*Selected passage*.

Goodbye Marlboro Reds and Winnie Blues

Iconic ad campaigns just aren't the same without the right colours, fonts and logos.
In what The Australian is calling “the world’s most draconian anti-smoking laws”, Prime Minister Kevin Rudd today announced that from 2012, all cigarettes will be sold in plain packets with labels in a standard typeface. No company logos. No colours. No recognisable fonts. No tobacco brand imagery. No advertising copy.
The Rudd government – which recently jettisoned its previous climate change and childcare commitments in order to make health the key battleground in this year’s election – aims to bring down Australia’s smoking rate to less than 10 per cent of the adult population by 2018.
In 1980, 40 per cent of Australian men and 29 per cent of women smoked (34 per cent of the population). Thanks to successive waves of legislation, by 2007 that rate was reduced to 21 per cent of men and 18 per cent of women (19 per cent of adults).
Are the new laws really the breach of trademark law and confiscation of property that Big Tobacco is arguing? Absolutely not, wrote public health academic Simon Chapman in Crikey back in March. Chapman says the cigarette companies’ arguments against plain packaging “range from the very silly, to the very, very silly”. He calls them a “desperate bluff”.
Indeed, the Australian tobacco market actually grew by 2.9 per cent between 2004 and 2008, despite an increasingly inhospitable marketing environment.
Public health issues aside, this latest move is perhaps the biggest advertising challenge the tobacco industry has faced in a half-century that has seen it respond cleverly to just about every regulatory hurdle thrown in its path. Being denied colour as well as design is an especially harsh blow; tobacco companies currently use colours to differentiate varieties within a brand, since they are no longer allowed to refer to them as “mild”, “extra mild” or “light”.
Hilariously, the products might well keep their colourful names (eg “Dunhill Blue”), even if that colour itself appears nowhere on the pack. Presumably the actual cigarettes inside the packets will still be able to bear whatever colours and logos the companies like. Perhaps companies will begin to get around the plain packaging laws by making their branding more obvious on the product itself – much as Viagra pills are widely known to be small and blue.
It’s also worth asking whether the new legislation will force all cigarette packs into a standard size. Even non-smokers know that cigarette brands come in various lengths and pack sizes, from long, slim Davidoffs to giant economy packs of Holidays and Horizons. To a practised eye, some brands might still stand out. And will they still come in soft-packs and hard-packs?
The Enthusiast predicts a thriving ‘grey market’ in cigarette-branded stickers and slipcases for the plain packs – much as entrepreneurs began to sell jocular stickers to cover up anti-smoking warnings. Also, cigarette cases – those old-fashioned unbranded cigarette packs – may well be poised for a comeback.
Nice diversion for KRudd, following the dumping of the CPRS, and insulation and childcare programs, etc.
These policies are like the obituaries of famous old / sick people, ready to go at the push of a button, when the time arises. that said, global tobacco will indeed be watching very closely.
This is really a pack-design greenfield opportunity for anti-cancer campaigners.
See how I’ve placed the mouth warning (which has always been my favourite) on the pack? Well how about putting another mouth, upside down, on the front flap, so that you could manipulate the flap to make a cancerous mouth go chomp chomp chomp mraaaarrrgghhhh!
And the cigarettes inside would be like cancer-ridden teeth!
Tobacco kills: kill the greedy manipulative tobacco companies!
Rudd should go further and ban smoking in all public places, and in the presence of non-smokers!!!
I like to assemble a body out of my empty packs, from the stroke-damaged brain down to the gangrenous foot, via the eye, lungs, etc.

*Problems to solve*.
**1)** List every feature that the article on plain cigarette packaging says will be banned from cigarette packs under the announced laws.
**2)** According to the article on plain cigarette packaging, what smoking rate does the Rudd government aim to reach by 2018?
**3)** Transcribe, without alteration, everything in the article on plain cigarette packaging from "These policies are" down to "chomp chomp mraaaarrrgghhhh!".

*Data listing*.
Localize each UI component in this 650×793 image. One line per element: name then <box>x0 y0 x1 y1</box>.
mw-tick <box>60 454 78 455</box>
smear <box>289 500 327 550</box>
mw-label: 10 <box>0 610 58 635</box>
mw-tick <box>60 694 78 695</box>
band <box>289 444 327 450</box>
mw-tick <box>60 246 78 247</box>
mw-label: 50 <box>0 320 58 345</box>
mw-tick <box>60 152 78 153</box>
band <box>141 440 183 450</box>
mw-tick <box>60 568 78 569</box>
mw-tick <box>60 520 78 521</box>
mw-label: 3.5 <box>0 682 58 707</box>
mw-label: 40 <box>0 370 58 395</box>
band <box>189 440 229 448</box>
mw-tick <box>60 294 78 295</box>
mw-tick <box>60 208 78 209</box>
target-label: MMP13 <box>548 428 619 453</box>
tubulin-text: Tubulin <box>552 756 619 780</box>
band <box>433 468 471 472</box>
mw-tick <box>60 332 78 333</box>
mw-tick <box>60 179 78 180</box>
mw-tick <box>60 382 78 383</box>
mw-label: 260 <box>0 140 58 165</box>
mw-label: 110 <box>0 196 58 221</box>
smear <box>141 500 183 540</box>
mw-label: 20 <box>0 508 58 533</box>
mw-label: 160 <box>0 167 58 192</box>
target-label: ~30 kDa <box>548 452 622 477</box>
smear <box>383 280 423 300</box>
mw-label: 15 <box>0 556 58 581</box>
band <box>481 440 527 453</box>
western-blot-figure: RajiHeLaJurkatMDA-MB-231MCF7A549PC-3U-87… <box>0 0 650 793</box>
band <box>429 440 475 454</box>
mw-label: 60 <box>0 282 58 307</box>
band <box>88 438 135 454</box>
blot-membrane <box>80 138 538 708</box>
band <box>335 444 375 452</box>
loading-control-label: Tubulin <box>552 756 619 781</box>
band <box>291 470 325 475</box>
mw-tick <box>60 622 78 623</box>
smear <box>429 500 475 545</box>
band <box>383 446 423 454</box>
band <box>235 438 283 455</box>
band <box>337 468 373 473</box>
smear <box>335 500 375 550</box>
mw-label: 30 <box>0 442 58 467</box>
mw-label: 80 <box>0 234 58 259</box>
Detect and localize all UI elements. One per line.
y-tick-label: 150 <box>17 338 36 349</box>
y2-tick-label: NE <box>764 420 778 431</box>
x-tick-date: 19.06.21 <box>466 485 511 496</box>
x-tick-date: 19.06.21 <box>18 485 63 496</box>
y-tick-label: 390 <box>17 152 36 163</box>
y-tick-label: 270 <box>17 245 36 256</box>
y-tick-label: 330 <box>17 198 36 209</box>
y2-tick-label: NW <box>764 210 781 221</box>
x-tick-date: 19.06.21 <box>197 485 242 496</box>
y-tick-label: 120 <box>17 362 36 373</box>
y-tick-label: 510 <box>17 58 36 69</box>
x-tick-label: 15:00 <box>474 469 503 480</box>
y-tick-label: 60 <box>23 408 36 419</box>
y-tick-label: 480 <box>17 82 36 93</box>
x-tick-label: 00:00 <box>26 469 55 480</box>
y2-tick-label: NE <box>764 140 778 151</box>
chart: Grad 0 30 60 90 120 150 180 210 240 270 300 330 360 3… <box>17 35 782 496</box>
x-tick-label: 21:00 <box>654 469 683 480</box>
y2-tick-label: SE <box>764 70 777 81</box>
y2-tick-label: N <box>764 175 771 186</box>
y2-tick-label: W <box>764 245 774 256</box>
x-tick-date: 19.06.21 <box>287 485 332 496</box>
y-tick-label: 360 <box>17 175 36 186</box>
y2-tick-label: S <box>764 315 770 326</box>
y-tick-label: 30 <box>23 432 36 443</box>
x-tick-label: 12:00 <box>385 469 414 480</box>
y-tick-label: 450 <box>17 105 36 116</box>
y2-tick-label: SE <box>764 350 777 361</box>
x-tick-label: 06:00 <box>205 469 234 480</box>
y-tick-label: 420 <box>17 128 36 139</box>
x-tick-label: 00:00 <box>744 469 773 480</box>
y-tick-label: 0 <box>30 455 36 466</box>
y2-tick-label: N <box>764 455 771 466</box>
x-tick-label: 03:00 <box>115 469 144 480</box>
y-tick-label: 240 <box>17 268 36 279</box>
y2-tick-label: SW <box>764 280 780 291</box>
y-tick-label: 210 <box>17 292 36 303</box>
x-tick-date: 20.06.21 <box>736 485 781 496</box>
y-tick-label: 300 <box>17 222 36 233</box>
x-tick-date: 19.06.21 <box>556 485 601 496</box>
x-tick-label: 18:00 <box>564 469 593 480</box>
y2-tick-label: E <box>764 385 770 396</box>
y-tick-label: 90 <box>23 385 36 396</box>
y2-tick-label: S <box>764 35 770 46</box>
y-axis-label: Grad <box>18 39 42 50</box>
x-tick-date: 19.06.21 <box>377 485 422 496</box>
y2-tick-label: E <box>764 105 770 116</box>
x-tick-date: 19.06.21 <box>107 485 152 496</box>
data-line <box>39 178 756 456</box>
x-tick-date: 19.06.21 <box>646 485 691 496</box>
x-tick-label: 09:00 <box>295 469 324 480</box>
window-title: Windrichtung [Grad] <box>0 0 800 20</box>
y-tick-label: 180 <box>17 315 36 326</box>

*Per-task outputs*.
**1)**
- Company logos
- Colors
- Recognizable fonts
- Tobacco brand imagery
- Advertising copy

**2)** Less than 10 percent of the adult population.

**3)**
These policies are like the obituaries of famous old / sick people, ready to go at the push of a button, when the time arises. that said, global tobacco will indeed be watching very closely.
This is really a pack-design greenfield opportunity for anti-cancer campaigners.
See how I’ve placed the mouth warning (which has always been my favourite) on the pack? Well how about putting another mouth, upside down, on the front flap, so that you could manipulate the flap to make a cancerous mouth go chomp chomp chomp mraaaarrrgghhhh!